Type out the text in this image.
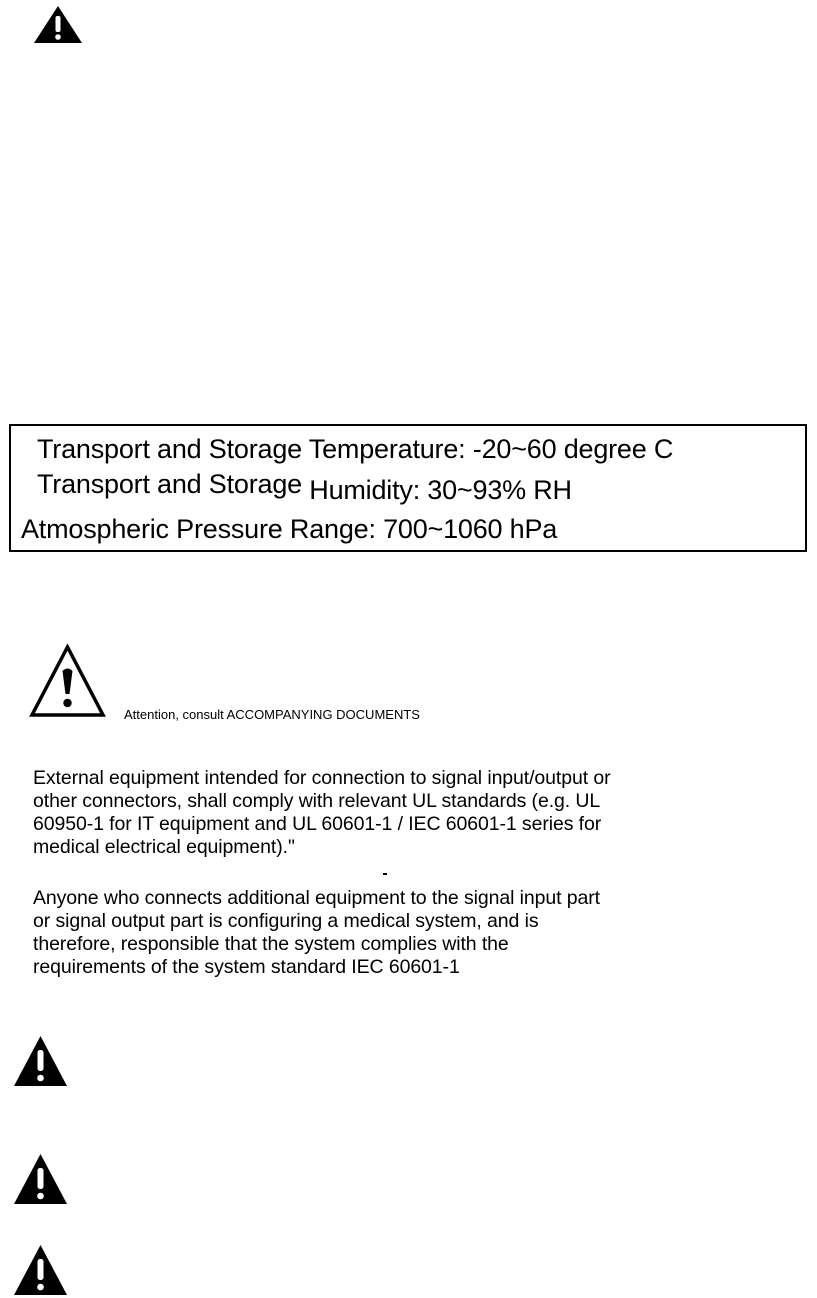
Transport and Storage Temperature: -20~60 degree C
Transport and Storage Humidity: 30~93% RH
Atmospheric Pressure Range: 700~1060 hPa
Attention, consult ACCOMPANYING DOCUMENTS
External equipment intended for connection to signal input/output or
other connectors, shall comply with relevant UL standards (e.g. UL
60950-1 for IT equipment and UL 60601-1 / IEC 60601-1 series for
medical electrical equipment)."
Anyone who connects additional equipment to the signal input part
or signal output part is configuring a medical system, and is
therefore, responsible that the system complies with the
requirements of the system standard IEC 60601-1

* * *

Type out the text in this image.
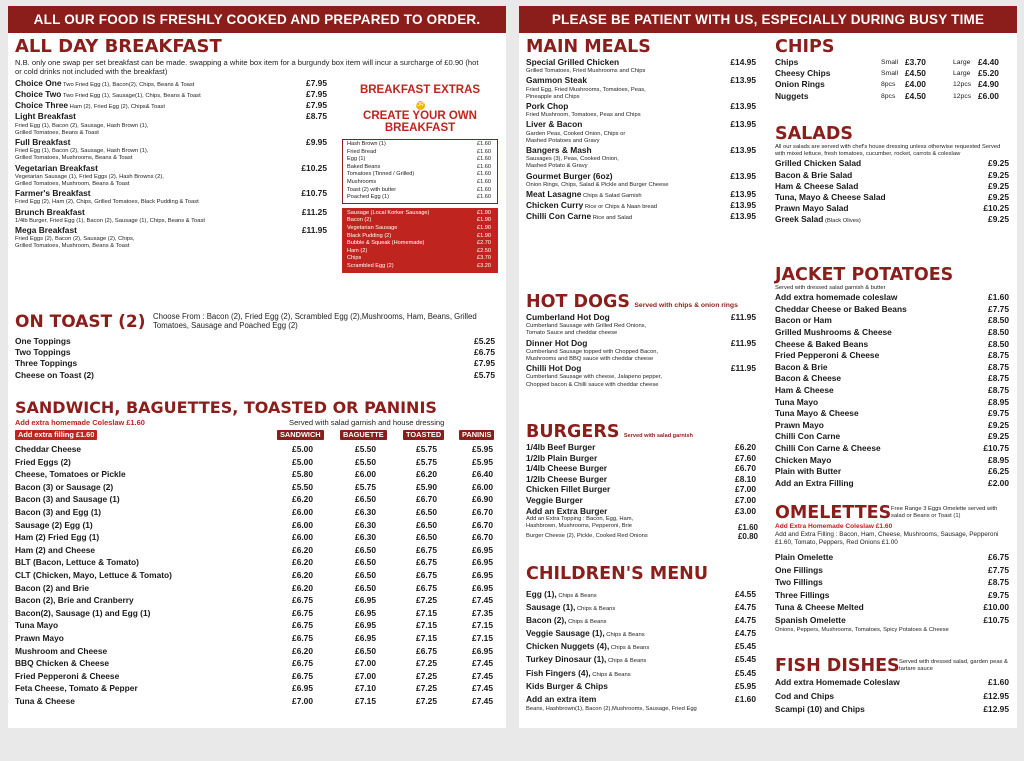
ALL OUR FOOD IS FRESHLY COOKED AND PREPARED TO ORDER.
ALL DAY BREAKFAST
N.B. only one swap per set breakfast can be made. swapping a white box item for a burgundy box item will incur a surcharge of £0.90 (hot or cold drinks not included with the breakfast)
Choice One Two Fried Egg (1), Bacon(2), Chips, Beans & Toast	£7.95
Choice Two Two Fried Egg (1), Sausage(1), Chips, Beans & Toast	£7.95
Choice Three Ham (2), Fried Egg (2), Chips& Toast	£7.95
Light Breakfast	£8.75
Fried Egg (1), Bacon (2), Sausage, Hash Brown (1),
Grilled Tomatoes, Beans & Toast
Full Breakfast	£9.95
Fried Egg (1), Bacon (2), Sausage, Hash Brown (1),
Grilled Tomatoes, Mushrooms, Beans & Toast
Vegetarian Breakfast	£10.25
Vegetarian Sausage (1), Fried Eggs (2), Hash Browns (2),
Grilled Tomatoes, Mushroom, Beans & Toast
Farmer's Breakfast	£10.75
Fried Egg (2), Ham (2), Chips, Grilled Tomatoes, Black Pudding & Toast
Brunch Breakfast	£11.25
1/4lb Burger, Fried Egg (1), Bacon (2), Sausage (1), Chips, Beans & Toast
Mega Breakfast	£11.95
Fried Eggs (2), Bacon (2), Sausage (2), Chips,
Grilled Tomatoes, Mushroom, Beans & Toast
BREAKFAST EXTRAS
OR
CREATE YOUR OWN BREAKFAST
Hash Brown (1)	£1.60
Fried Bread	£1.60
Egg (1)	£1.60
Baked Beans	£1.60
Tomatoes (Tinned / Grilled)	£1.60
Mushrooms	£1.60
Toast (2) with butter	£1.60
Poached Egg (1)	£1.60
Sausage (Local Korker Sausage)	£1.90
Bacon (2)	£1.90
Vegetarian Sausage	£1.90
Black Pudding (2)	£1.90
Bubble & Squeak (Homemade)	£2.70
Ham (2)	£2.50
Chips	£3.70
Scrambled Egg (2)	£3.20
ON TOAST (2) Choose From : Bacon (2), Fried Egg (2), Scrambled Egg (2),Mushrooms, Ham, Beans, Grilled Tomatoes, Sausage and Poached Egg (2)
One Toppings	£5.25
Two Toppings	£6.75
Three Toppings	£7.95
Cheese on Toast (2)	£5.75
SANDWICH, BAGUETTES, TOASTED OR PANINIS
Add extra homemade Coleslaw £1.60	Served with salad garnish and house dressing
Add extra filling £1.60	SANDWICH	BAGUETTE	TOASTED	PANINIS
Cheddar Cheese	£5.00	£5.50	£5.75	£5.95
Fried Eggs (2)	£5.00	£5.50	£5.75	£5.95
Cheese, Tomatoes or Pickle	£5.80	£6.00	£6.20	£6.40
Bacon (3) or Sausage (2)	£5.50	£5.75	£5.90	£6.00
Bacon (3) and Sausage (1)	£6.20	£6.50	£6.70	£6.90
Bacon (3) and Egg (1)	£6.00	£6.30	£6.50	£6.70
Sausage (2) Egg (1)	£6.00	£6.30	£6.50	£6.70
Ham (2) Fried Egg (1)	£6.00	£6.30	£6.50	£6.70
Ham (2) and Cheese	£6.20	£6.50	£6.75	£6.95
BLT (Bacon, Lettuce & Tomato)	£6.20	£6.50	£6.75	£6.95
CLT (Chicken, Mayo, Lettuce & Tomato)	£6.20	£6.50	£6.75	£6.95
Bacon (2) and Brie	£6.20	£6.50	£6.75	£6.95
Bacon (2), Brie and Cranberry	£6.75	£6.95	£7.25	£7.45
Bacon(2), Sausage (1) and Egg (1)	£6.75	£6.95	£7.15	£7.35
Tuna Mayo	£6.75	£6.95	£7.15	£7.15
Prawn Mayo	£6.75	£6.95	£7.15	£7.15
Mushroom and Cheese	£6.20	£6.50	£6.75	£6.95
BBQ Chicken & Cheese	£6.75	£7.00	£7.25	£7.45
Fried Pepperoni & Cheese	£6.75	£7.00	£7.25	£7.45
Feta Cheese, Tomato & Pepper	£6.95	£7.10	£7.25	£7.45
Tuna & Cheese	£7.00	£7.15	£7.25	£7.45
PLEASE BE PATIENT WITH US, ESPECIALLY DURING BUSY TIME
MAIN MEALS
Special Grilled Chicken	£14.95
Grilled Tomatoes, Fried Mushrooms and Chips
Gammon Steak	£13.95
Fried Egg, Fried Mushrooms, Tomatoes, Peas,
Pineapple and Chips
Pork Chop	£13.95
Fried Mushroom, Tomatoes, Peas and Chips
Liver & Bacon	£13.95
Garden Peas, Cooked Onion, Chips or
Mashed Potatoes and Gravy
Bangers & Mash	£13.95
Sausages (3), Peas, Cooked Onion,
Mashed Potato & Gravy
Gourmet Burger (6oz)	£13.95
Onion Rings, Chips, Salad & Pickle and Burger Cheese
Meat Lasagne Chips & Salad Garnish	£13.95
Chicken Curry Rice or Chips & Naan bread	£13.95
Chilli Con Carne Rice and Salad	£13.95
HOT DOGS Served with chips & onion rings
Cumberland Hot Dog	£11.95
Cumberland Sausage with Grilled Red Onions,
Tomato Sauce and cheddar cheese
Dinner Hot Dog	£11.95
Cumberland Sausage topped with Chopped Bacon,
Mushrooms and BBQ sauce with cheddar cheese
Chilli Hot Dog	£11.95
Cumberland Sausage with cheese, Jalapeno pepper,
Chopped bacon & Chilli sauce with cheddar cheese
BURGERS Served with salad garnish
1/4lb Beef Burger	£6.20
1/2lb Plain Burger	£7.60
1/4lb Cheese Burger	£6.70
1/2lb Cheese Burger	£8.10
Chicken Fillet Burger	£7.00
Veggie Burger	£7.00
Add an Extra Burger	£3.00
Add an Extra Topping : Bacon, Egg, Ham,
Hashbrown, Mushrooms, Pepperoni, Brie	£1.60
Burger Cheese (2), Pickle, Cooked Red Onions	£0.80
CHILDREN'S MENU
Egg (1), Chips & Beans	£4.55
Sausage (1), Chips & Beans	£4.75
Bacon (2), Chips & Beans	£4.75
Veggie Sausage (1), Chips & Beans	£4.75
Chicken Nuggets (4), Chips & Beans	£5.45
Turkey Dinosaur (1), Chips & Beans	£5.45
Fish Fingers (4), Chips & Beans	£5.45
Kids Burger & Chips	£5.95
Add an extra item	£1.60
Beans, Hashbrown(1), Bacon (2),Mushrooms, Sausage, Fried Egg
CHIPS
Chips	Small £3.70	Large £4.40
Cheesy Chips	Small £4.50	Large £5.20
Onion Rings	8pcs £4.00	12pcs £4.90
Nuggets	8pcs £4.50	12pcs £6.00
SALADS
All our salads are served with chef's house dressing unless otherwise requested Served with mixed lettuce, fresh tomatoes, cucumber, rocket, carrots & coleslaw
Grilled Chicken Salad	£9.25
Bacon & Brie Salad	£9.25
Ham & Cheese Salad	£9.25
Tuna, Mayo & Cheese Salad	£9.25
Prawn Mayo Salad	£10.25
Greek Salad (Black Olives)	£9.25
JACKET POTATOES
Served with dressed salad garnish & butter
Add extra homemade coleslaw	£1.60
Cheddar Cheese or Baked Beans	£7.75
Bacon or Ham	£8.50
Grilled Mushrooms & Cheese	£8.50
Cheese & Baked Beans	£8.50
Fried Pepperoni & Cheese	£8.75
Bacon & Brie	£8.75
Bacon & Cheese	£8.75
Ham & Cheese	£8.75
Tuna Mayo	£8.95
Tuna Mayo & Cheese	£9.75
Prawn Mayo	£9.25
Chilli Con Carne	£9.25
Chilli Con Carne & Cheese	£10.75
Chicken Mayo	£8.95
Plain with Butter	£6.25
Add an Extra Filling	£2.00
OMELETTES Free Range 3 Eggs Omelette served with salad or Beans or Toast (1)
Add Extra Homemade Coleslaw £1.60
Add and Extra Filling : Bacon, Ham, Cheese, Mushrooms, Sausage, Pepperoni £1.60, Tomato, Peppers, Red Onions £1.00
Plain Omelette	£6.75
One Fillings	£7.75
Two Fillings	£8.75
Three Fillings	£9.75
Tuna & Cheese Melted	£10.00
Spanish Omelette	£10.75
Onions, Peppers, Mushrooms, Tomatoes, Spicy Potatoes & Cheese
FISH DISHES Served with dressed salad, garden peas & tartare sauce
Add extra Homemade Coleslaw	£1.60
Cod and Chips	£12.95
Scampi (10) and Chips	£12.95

* * *

▶ **Set task**: Find the word "Three" in the data and copy out each line where it turns up.

▶ **Full response**:
Choice Three Ham (2), Fried Egg (2), Chips& Toast	£7.95
Three Toppings	£7.95
Three Fillings	£9.75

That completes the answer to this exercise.